(Extracted records)
########
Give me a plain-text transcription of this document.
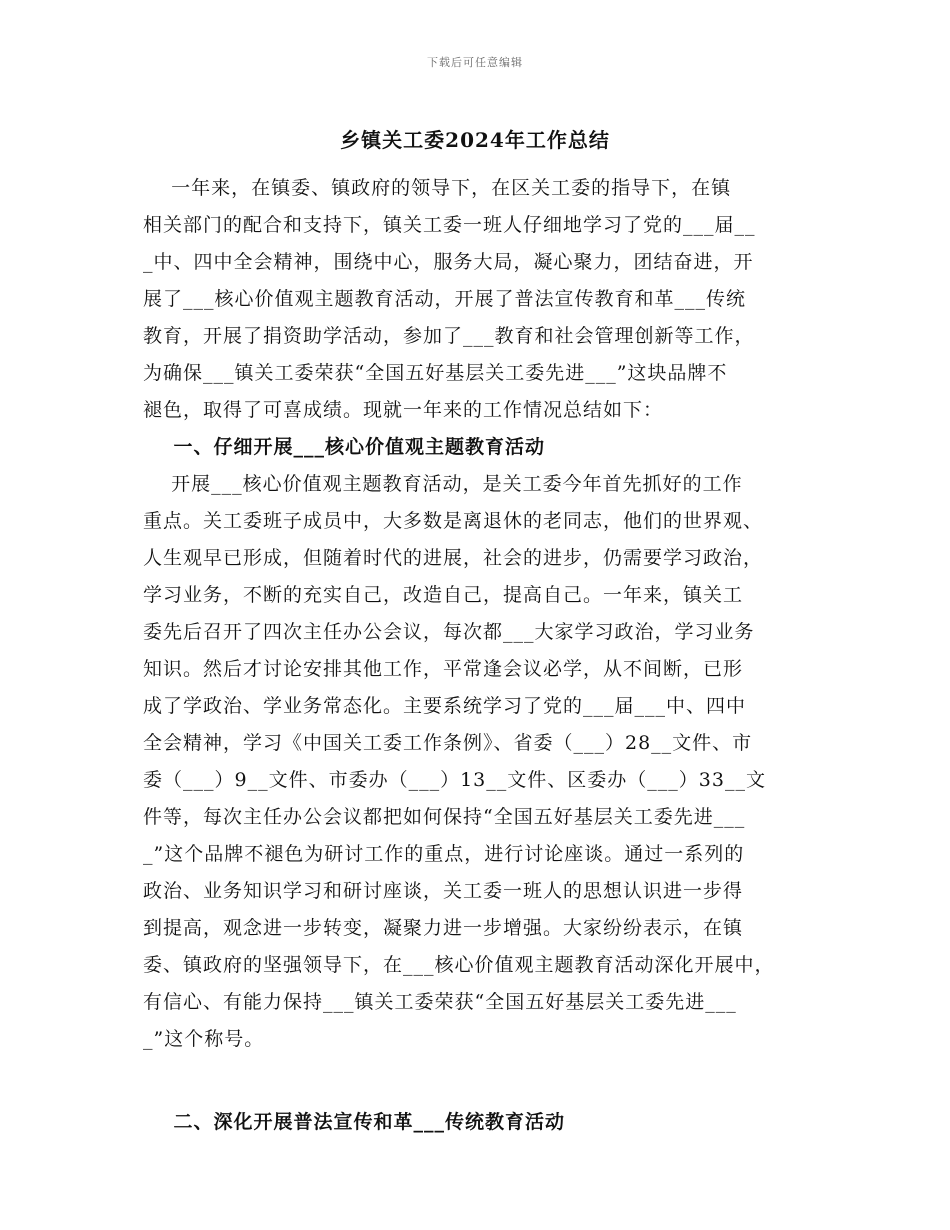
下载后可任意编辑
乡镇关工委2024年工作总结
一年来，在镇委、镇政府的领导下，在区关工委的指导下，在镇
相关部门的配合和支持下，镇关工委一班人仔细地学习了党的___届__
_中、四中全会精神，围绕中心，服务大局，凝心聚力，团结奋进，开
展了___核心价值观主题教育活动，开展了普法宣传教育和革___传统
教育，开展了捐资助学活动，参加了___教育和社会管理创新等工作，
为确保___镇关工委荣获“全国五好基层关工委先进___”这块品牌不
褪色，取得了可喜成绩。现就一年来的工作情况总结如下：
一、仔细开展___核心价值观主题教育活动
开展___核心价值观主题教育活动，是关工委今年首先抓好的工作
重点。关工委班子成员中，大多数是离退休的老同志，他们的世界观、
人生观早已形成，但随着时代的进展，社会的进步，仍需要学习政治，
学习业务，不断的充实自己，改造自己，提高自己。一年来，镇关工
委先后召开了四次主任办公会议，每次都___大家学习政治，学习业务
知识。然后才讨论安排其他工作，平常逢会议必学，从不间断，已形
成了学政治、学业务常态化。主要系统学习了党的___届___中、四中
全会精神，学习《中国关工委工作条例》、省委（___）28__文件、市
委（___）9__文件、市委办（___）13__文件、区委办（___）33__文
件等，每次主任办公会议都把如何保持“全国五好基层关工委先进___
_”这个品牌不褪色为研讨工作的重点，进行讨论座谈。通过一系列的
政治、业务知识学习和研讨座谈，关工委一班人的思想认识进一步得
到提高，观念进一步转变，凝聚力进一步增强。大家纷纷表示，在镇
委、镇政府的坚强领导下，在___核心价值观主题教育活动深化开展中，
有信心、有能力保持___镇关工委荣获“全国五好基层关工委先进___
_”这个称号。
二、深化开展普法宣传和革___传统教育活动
########
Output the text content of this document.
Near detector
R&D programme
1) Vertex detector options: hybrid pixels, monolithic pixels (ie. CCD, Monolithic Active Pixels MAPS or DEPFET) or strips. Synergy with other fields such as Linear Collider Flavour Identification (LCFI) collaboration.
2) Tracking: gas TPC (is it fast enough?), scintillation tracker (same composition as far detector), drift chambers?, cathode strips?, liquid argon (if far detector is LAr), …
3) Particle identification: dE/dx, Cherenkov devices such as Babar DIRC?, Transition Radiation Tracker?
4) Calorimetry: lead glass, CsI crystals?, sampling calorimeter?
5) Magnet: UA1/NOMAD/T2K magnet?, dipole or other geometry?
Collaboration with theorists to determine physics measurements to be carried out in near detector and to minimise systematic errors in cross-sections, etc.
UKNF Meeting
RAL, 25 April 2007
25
########
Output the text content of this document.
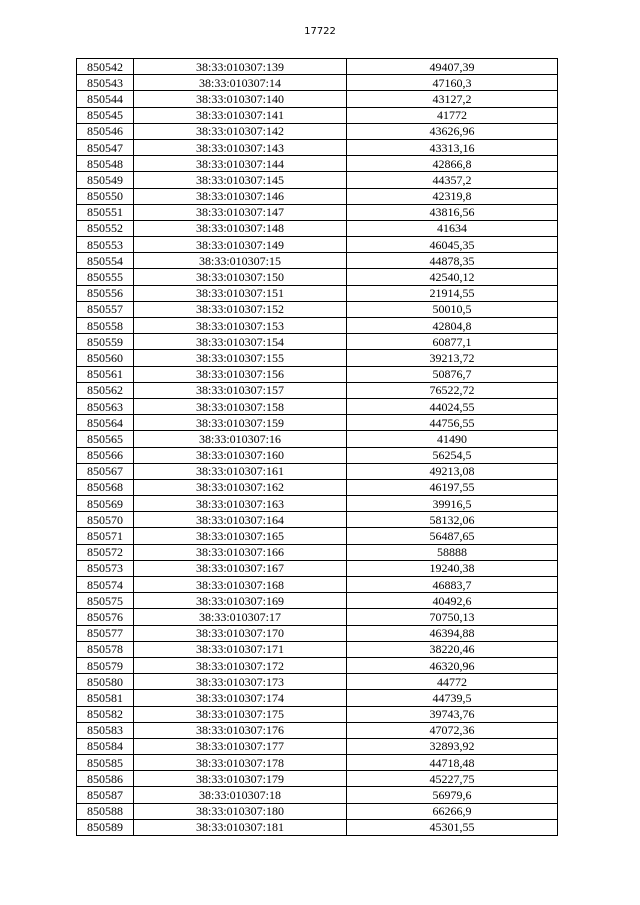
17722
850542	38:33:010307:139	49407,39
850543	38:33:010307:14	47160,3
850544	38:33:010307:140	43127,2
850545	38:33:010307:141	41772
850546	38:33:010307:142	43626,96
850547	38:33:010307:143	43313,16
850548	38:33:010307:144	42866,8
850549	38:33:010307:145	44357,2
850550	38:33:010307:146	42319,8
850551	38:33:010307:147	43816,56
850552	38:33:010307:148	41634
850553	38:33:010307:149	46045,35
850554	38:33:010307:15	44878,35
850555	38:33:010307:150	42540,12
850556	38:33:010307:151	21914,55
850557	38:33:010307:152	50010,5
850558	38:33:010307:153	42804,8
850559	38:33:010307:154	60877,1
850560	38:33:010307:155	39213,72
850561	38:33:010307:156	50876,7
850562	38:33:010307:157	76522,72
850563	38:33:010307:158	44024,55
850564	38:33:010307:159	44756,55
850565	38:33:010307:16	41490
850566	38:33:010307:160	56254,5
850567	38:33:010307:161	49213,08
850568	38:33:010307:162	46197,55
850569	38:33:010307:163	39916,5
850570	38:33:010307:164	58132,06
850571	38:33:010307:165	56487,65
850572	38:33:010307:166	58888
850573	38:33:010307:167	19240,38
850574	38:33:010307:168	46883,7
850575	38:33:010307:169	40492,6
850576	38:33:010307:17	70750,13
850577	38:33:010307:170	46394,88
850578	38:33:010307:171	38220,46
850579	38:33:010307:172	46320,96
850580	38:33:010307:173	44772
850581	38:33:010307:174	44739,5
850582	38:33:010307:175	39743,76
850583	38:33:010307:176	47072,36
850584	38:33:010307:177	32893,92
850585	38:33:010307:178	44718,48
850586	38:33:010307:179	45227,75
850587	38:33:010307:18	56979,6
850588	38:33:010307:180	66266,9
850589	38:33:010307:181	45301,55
########
YOUR TASK: Locate the string "such" in the listing above and copy every line where it occurs.

RIGHT ANSWER:
1) Vertex detector options: hybrid pixels, monolithic pixels (ie. CCD, Monolithic Active Pixels MAPS or DEPFET) or strips. Synergy with other fields such as Linear Collider Flavour Identification (LCFI) collaboration.
3) Particle identification: dE/dx, Cherenkov devices such as Babar DIRC?, Transition Radiation Tracker?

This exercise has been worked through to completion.